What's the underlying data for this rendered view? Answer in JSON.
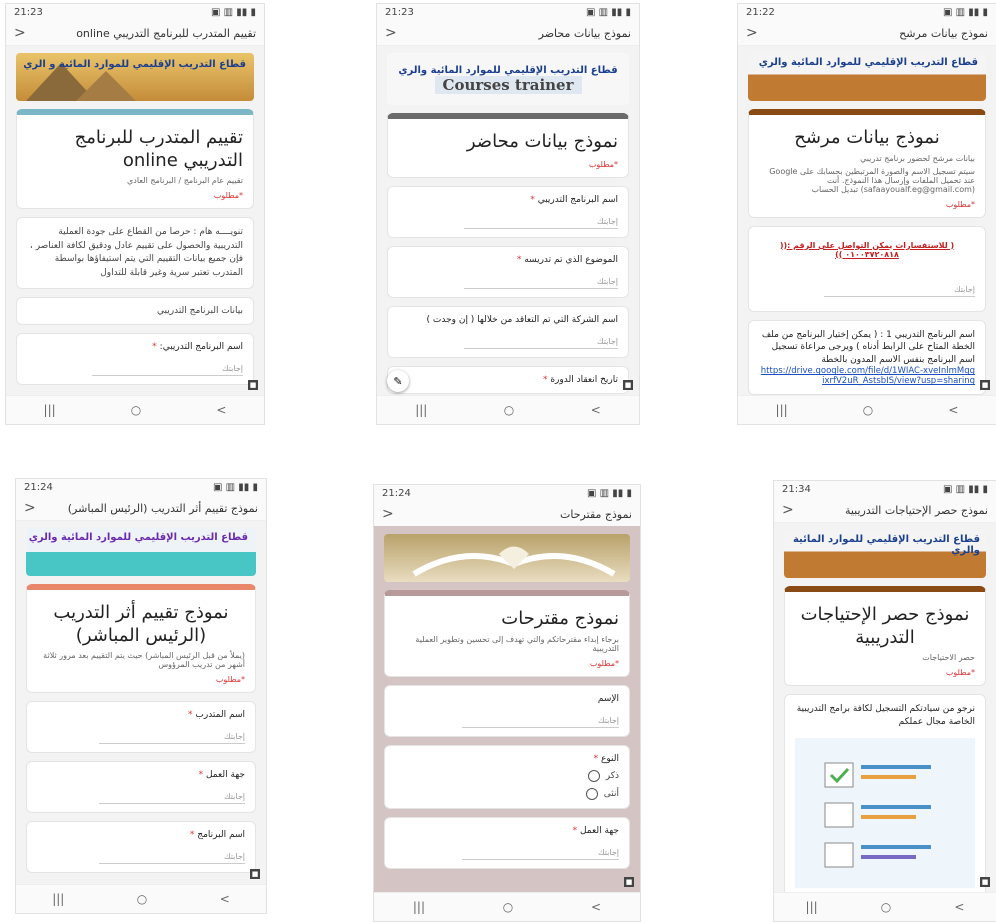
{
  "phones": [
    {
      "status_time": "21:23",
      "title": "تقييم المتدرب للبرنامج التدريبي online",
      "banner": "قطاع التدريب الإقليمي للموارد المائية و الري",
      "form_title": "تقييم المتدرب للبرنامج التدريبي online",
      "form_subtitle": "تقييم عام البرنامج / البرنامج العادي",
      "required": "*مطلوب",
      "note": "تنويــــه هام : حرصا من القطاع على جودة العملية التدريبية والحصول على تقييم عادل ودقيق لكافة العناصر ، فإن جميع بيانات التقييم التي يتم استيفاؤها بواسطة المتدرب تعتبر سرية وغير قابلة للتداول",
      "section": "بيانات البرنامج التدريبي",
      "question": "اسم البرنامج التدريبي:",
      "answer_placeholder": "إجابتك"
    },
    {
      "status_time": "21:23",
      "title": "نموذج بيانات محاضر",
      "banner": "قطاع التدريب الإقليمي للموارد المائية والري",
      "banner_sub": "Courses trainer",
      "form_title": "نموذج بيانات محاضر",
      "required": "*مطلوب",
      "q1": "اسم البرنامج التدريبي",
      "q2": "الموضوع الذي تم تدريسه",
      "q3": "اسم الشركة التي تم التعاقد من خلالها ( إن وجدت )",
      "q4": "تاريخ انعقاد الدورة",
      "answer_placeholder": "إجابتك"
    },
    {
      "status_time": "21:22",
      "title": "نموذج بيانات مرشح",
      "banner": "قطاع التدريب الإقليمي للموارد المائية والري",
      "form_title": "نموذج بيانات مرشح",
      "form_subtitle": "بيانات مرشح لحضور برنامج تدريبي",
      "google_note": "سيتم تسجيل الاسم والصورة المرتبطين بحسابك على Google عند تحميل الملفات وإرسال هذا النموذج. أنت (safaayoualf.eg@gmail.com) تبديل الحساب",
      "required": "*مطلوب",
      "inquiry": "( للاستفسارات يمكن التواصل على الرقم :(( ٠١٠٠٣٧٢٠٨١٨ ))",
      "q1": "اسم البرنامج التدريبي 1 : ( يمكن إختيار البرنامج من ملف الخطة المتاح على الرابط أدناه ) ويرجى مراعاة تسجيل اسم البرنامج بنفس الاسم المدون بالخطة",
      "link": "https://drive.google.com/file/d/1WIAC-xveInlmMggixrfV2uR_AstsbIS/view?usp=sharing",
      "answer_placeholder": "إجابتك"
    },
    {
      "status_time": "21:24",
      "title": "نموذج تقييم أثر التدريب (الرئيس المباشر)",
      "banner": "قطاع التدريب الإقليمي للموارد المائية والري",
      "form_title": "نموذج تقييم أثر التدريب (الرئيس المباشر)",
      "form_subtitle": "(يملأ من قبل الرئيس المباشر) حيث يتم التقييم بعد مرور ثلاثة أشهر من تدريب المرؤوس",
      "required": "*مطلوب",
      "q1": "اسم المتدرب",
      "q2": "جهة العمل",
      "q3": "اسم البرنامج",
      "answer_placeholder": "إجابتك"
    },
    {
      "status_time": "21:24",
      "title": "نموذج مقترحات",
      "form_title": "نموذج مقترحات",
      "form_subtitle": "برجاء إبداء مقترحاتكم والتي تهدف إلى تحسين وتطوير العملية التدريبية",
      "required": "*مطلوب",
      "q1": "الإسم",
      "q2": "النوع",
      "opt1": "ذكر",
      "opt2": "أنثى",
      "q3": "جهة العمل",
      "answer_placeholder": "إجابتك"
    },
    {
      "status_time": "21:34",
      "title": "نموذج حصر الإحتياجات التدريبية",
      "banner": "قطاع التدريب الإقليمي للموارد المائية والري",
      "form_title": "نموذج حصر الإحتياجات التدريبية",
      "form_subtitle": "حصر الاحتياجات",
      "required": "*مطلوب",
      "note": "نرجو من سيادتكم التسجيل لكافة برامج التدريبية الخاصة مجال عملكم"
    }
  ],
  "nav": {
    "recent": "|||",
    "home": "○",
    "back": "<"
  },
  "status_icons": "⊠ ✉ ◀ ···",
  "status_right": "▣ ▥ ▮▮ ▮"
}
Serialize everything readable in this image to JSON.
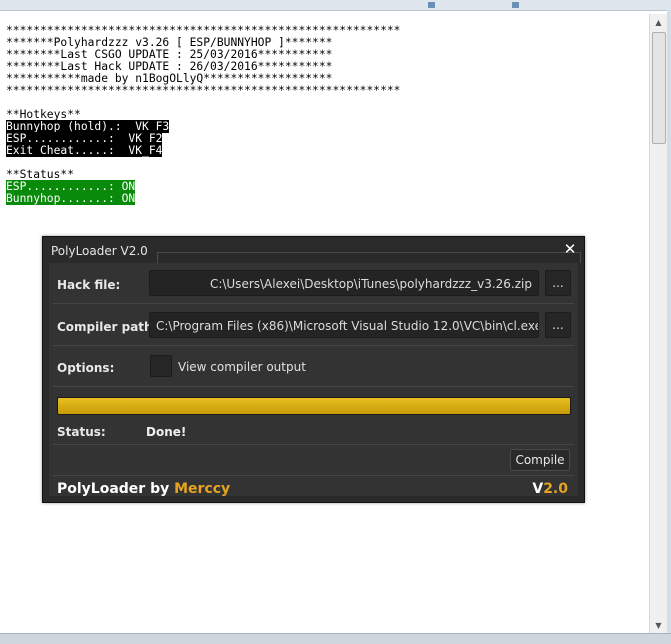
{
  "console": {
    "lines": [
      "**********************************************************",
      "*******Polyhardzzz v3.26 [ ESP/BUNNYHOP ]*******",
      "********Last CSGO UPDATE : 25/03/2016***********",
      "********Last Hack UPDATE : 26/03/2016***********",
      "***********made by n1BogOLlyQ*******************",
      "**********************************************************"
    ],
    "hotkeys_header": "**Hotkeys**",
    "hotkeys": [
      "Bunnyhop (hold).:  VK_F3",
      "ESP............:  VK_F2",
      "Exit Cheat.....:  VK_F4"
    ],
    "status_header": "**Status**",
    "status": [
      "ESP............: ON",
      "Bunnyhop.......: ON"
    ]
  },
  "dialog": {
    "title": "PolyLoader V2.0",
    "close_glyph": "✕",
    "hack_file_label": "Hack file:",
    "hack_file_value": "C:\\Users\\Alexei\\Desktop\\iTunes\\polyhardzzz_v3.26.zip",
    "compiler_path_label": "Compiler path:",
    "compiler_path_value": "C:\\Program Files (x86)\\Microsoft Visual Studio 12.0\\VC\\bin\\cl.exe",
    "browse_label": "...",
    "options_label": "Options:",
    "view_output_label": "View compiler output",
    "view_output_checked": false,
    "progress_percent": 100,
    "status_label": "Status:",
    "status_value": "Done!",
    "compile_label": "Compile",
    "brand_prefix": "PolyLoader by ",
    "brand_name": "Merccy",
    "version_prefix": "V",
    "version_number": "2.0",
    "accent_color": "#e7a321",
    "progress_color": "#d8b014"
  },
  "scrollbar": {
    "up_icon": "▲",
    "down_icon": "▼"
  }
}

__________________________________________________

Task: Reproduce the material word for word. Any pictures should be left out of the copy.

Written response:
What's the underlying data for this rendered view? Answer in JSON.
{
  "phones": [
    {
      "status_time": "21:23",
      "title": "تقييم المتدرب للبرنامج التدريبي online",
      "banner": "قطاع التدريب الإقليمي للموارد المائية و الري",
      "form_title": "تقييم المتدرب للبرنامج التدريبي online",
      "form_subtitle": "تقييم عام البرنامج / البرنامج العادي",
      "required": "*مطلوب",
      "note": "تنويــــه هام : حرصا من القطاع على جودة العملية التدريبية والحصول على تقييم عادل ودقيق لكافة العناصر ، فإن جميع بيانات التقييم التي يتم استيفاؤها بواسطة المتدرب تعتبر سرية وغير قابلة للتداول",
      "section": "بيانات البرنامج التدريبي",
      "question": "اسم البرنامج التدريبي:",
      "answer_placeholder": "إجابتك"
    },
    {
      "status_time": "21:23",
      "title": "نموذج بيانات محاضر",
      "banner": "قطاع التدريب الإقليمي للموارد المائية والري",
      "banner_sub": "Courses trainer",
      "form_title": "نموذج بيانات محاضر",
      "required": "*مطلوب",
      "q1": "اسم البرنامج التدريبي",
      "q2": "الموضوع الذي تم تدريسه",
      "q3": "اسم الشركة التي تم التعاقد من خلالها ( إن وجدت )",
      "q4": "تاريخ انعقاد الدورة",
      "answer_placeholder": "إجابتك"
    },
    {
      "status_time": "21:22",
      "title": "نموذج بيانات مرشح",
      "banner": "قطاع التدريب الإقليمي للموارد المائية والري",
      "form_title": "نموذج بيانات مرشح",
      "form_subtitle": "بيانات مرشح لحضور برنامج تدريبي",
      "google_note": "سيتم تسجيل الاسم والصورة المرتبطين بحسابك على Google عند تحميل الملفات وإرسال هذا النموذج. أنت (safaayoualf.eg@gmail.com) تبديل الحساب",
      "required": "*مطلوب",
      "inquiry": "( للاستفسارات يمكن التواصل على الرقم :(( ٠١٠٠٣٧٢٠٨١٨ ))",
      "q1": "اسم البرنامج التدريبي 1 : ( يمكن إختيار البرنامج من ملف الخطة المتاح على الرابط أدناه ) ويرجى مراعاة تسجيل اسم البرنامج بنفس الاسم المدون بالخطة",
      "link": "https://drive.google.com/file/d/1WIAC-xveInlmMggixrfV2uR_AstsbIS/view?usp=sharing",
      "answer_placeholder": "إجابتك"
    },
    {
      "status_time": "21:24",
      "title": "نموذج تقييم أثر التدريب (الرئيس المباشر)",
      "banner": "قطاع التدريب الإقليمي للموارد المائية والري",
      "form_title": "نموذج تقييم أثر التدريب (الرئيس المباشر)",
      "form_subtitle": "(يملأ من قبل الرئيس المباشر) حيث يتم التقييم بعد مرور ثلاثة أشهر من تدريب المرؤوس",
      "required": "*مطلوب",
      "q1": "اسم المتدرب",
      "q2": "جهة العمل",
      "q3": "اسم البرنامج",
      "answer_placeholder": "إجابتك"
    },
    {
      "status_time": "21:24",
      "title": "نموذج مقترحات",
      "form_title": "نموذج مقترحات",
      "form_subtitle": "برجاء إبداء مقترحاتكم والتي تهدف إلى تحسين وتطوير العملية التدريبية",
      "required": "*مطلوب",
      "q1": "الإسم",
      "q2": "النوع",
      "opt1": "ذكر",
      "opt2": "أنثى",
      "q3": "جهة العمل",
      "answer_placeholder": "إجابتك"
    },
    {
      "status_time": "21:34",
      "title": "نموذج حصر الإحتياجات التدريبية",
      "banner": "قطاع التدريب الإقليمي للموارد المائية والري",
      "form_title": "نموذج حصر الإحتياجات التدريبية",
      "form_subtitle": "حصر الاحتياجات",
      "required": "*مطلوب",
      "note": "نرجو من سيادتكم التسجيل لكافة برامج التدريبية الخاصة مجال عملكم"
    }
  ],
  "nav": {
    "recent": "|||",
    "home": "○",
    "back": "<"
  },
  "status_icons": "⊠ ✉ ◀ ···",
  "status_right": "▣ ▥ ▮▮ ▮"
}
Serialize everything readable in this image to JSON.
{
  "console": {
    "lines": [
      "**********************************************************",
      "*******Polyhardzzz v3.26 [ ESP/BUNNYHOP ]*******",
      "********Last CSGO UPDATE : 25/03/2016***********",
      "********Last Hack UPDATE : 26/03/2016***********",
      "***********made by n1BogOLlyQ*******************",
      "**********************************************************"
    ],
    "hotkeys_header": "**Hotkeys**",
    "hotkeys": [
      "Bunnyhop (hold).:  VK_F3",
      "ESP............:  VK_F2",
      "Exit Cheat.....:  VK_F4"
    ],
    "status_header": "**Status**",
    "status": [
      "ESP............: ON",
      "Bunnyhop.......: ON"
    ]
  },
  "dialog": {
    "title": "PolyLoader V2.0",
    "close_glyph": "✕",
    "hack_file_label": "Hack file:",
    "hack_file_value": "C:\\Users\\Alexei\\Desktop\\iTunes\\polyhardzzz_v3.26.zip",
    "compiler_path_label": "Compiler path:",
    "compiler_path_value": "C:\\Program Files (x86)\\Microsoft Visual Studio 12.0\\VC\\bin\\cl.exe",
    "browse_label": "...",
    "options_label": "Options:",
    "view_output_label": "View compiler output",
    "view_output_checked": false,
    "progress_percent": 100,
    "status_label": "Status:",
    "status_value": "Done!",
    "compile_label": "Compile",
    "brand_prefix": "PolyLoader by ",
    "brand_name": "Merccy",
    "version_prefix": "V",
    "version_number": "2.0",
    "accent_color": "#e7a321",
    "progress_color": "#d8b014"
  },
  "scrollbar": {
    "up_icon": "▲",
    "down_icon": "▼"
  }
}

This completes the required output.